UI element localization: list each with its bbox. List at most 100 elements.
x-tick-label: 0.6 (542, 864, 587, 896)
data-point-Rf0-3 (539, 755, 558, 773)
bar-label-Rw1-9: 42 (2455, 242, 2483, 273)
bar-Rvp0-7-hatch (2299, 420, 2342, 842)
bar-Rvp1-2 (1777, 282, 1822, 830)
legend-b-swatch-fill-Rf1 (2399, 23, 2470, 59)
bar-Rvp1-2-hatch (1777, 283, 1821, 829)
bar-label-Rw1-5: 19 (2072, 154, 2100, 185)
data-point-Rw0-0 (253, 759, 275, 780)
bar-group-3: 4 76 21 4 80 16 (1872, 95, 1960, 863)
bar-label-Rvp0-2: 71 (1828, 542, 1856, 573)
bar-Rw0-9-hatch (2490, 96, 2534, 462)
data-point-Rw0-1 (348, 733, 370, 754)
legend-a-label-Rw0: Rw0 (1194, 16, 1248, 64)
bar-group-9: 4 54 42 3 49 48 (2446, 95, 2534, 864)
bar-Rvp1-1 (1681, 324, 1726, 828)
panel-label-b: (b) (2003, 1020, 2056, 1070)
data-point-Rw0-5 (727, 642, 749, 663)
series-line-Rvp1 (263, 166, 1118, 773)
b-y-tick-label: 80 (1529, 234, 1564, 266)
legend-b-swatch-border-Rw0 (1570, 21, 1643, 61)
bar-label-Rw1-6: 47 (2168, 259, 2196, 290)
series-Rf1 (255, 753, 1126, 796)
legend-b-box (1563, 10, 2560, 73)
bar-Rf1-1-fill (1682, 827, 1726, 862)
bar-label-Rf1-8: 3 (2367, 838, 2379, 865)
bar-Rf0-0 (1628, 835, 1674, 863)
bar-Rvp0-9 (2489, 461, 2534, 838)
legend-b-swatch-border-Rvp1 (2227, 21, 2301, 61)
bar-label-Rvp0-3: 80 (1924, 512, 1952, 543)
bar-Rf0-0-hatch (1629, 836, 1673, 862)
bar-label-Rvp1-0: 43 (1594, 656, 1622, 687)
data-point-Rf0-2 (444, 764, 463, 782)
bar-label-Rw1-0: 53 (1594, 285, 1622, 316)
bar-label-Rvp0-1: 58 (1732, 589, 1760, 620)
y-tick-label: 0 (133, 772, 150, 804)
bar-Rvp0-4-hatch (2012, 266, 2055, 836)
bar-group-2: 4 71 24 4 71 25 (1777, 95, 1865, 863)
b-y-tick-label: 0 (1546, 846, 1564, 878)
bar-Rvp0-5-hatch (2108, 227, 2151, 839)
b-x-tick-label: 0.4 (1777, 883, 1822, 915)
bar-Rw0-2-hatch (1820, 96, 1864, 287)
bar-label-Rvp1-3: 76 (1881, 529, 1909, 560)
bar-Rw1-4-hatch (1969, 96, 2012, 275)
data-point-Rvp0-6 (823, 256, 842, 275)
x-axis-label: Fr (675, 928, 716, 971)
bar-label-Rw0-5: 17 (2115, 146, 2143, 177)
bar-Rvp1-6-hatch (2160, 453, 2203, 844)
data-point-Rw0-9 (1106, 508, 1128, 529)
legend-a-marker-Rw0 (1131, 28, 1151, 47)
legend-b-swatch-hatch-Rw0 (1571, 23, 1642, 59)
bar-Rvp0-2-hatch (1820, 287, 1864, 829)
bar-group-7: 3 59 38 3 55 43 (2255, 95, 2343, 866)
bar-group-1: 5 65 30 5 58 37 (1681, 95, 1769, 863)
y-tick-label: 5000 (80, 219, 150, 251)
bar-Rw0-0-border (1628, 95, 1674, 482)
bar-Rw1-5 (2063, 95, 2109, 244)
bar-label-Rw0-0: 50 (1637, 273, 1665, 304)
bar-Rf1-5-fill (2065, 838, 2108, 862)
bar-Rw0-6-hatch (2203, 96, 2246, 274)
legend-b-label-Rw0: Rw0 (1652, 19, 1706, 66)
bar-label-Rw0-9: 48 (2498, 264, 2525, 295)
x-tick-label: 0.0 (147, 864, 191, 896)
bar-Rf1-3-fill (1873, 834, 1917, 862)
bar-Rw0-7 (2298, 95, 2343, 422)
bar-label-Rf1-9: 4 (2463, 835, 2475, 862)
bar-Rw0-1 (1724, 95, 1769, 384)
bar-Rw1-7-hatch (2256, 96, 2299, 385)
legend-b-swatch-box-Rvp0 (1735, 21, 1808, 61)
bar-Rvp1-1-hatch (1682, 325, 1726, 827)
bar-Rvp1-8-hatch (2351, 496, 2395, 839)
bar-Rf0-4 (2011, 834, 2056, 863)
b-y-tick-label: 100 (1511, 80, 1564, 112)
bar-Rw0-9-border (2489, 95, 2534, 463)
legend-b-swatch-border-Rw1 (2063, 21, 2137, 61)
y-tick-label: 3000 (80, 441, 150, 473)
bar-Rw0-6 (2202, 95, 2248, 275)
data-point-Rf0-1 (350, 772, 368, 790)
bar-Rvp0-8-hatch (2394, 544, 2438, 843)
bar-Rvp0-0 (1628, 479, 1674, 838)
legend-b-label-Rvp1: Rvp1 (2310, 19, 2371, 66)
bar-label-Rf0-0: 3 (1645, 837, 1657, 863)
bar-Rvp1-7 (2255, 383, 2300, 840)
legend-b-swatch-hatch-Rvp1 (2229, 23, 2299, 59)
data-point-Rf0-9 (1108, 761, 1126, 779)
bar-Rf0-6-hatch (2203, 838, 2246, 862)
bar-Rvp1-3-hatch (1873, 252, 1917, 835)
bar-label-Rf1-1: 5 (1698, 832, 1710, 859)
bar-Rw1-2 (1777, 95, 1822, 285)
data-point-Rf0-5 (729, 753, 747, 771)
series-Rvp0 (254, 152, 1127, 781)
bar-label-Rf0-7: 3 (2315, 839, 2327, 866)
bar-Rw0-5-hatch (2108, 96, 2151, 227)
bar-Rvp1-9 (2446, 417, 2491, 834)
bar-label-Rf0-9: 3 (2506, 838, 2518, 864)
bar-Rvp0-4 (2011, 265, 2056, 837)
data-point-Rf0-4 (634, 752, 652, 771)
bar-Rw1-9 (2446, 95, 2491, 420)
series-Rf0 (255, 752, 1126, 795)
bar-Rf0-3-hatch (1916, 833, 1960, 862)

> Instructions to follow
Reproduce each line of the records above verbatim, without altering anything.

> Task answer
UI element localization: list each with its bbox. List at most 100 elements.
x-tick-label: 0.6 (542, 864, 587, 896)
data-point-Rf0-3 (539, 755, 558, 773)
bar-label-Rw1-9: 42 (2455, 242, 2483, 273)
bar-Rvp0-7-hatch (2299, 420, 2342, 842)
bar-Rvp1-2 (1777, 282, 1822, 830)
legend-b-swatch-fill-Rf1 (2399, 23, 2470, 59)
bar-Rvp1-2-hatch (1777, 283, 1821, 829)
bar-label-Rw1-5: 19 (2072, 154, 2100, 185)
data-point-Rw0-0 (253, 759, 275, 780)
bar-group-3: 4 76 21 4 80 16 (1872, 95, 1960, 863)
bar-label-Rvp0-2: 71 (1828, 542, 1856, 573)
bar-Rw0-9-hatch (2490, 96, 2534, 462)
data-point-Rw0-1 (348, 733, 370, 754)
legend-a-label-Rw0: Rw0 (1194, 16, 1248, 64)
bar-group-9: 4 54 42 3 49 48 (2446, 95, 2534, 864)
bar-Rvp1-1 (1681, 324, 1726, 828)
panel-label-b: (b) (2003, 1020, 2056, 1070)
data-point-Rw0-5 (727, 642, 749, 663)
series-line-Rvp1 (263, 166, 1118, 773)
b-y-tick-label: 80 (1529, 234, 1564, 266)
legend-b-swatch-border-Rw0 (1570, 21, 1643, 61)
bar-label-Rw1-6: 47 (2168, 259, 2196, 290)
series-Rf1 (255, 753, 1126, 796)
legend-b-box (1563, 10, 2560, 73)
bar-Rf1-1-fill (1682, 827, 1726, 862)
bar-label-Rf1-8: 3 (2367, 838, 2379, 865)
bar-Rf0-0 (1628, 835, 1674, 863)
bar-Rvp0-9 (2489, 461, 2534, 838)
legend-b-swatch-border-Rvp1 (2227, 21, 2301, 61)
bar-label-Rvp0-3: 80 (1924, 512, 1952, 543)
bar-Rf0-0-hatch (1629, 836, 1673, 862)
bar-label-Rvp1-0: 43 (1594, 656, 1622, 687)
data-point-Rf0-2 (444, 764, 463, 782)
bar-label-Rw1-0: 53 (1594, 285, 1622, 316)
bar-label-Rvp0-1: 58 (1732, 589, 1760, 620)
y-tick-label: 0 (133, 772, 150, 804)
bar-Rvp0-4-hatch (2012, 266, 2055, 836)
bar-group-2: 4 71 24 4 71 25 (1777, 95, 1865, 863)
b-y-tick-label: 0 (1546, 846, 1564, 878)
bar-Rvp0-5-hatch (2108, 227, 2151, 839)
b-x-tick-label: 0.4 (1777, 883, 1822, 915)
bar-Rw0-2-hatch (1820, 96, 1864, 287)
bar-label-Rvp1-3: 76 (1881, 529, 1909, 560)
bar-Rw1-4-hatch (1969, 96, 2012, 275)
data-point-Rvp0-6 (823, 256, 842, 275)
x-axis-label: Fr (675, 928, 716, 971)
bar-label-Rw0-5: 17 (2115, 146, 2143, 177)
bar-Rvp1-6-hatch (2160, 453, 2203, 844)
data-point-Rw0-9 (1106, 508, 1128, 529)
legend-a-marker-Rw0 (1131, 28, 1151, 47)
legend-b-swatch-hatch-Rw0 (1571, 23, 1642, 59)
bar-Rvp0-2-hatch (1820, 287, 1864, 829)
bar-group-7: 3 59 38 3 55 43 (2255, 95, 2343, 866)
bar-group-1: 5 65 30 5 58 37 (1681, 95, 1769, 863)
y-tick-label: 5000 (80, 219, 150, 251)
bar-Rw0-0-border (1628, 95, 1674, 482)
bar-Rw1-5 (2063, 95, 2109, 244)
bar-label-Rw0-0: 50 (1637, 273, 1665, 304)
bar-Rf1-5-fill (2065, 838, 2108, 862)
bar-Rw0-6-hatch (2203, 96, 2246, 274)
legend-b-label-Rw0: Rw0 (1652, 19, 1706, 66)
bar-label-Rw0-9: 48 (2498, 264, 2525, 295)
x-tick-label: 0.0 (147, 864, 191, 896)
bar-Rf1-3-fill (1873, 834, 1917, 862)
bar-Rw0-7 (2298, 95, 2343, 422)
bar-label-Rf1-9: 4 (2463, 835, 2475, 862)
bar-Rw0-1 (1724, 95, 1769, 384)
bar-Rw1-7-hatch (2256, 96, 2299, 385)
legend-b-swatch-box-Rvp0 (1735, 21, 1808, 61)
bar-Rvp1-1-hatch (1682, 325, 1726, 827)
bar-Rvp1-8-hatch (2351, 496, 2395, 839)
bar-Rf0-4 (2011, 834, 2056, 863)
b-y-tick-label: 100 (1511, 80, 1564, 112)
bar-Rw0-9-border (2489, 95, 2534, 463)
legend-b-swatch-border-Rw1 (2063, 21, 2137, 61)
y-tick-label: 3000 (80, 441, 150, 473)
bar-Rw0-6 (2202, 95, 2248, 275)
data-point-Rf0-1 (350, 772, 368, 790)
bar-Rvp0-8-hatch (2394, 544, 2438, 843)
bar-Rvp0-0 (1628, 479, 1674, 838)
legend-b-label-Rvp1: Rvp1 (2310, 19, 2371, 66)
bar-label-Rf0-0: 3 (1645, 837, 1657, 863)
bar-Rvp1-7 (2255, 383, 2300, 840)
legend-b-swatch-hatch-Rvp1 (2229, 23, 2299, 59)
data-point-Rf0-9 (1108, 761, 1126, 779)
bar-Rf0-6-hatch (2203, 838, 2246, 862)
bar-Rvp1-3-hatch (1873, 252, 1917, 835)
bar-label-Rf1-1: 5 (1698, 832, 1710, 859)
bar-Rw1-2 (1777, 95, 1822, 285)
data-point-Rf0-5 (729, 753, 747, 771)
series-Rvp0 (254, 152, 1127, 781)
bar-label-Rf0-7: 3 (2315, 839, 2327, 866)
bar-Rw0-5-hatch (2108, 96, 2151, 227)
bar-Rvp1-9 (2446, 417, 2491, 834)
bar-label-Rf0-9: 3 (2506, 838, 2518, 864)
bar-Rvp0-4 (2011, 265, 2056, 837)
data-point-Rf0-4 (634, 752, 652, 771)
bar-Rw1-9 (2446, 95, 2491, 420)
series-Rf0 (255, 752, 1126, 795)
bar-Rf0-3-hatch (1916, 833, 1960, 862)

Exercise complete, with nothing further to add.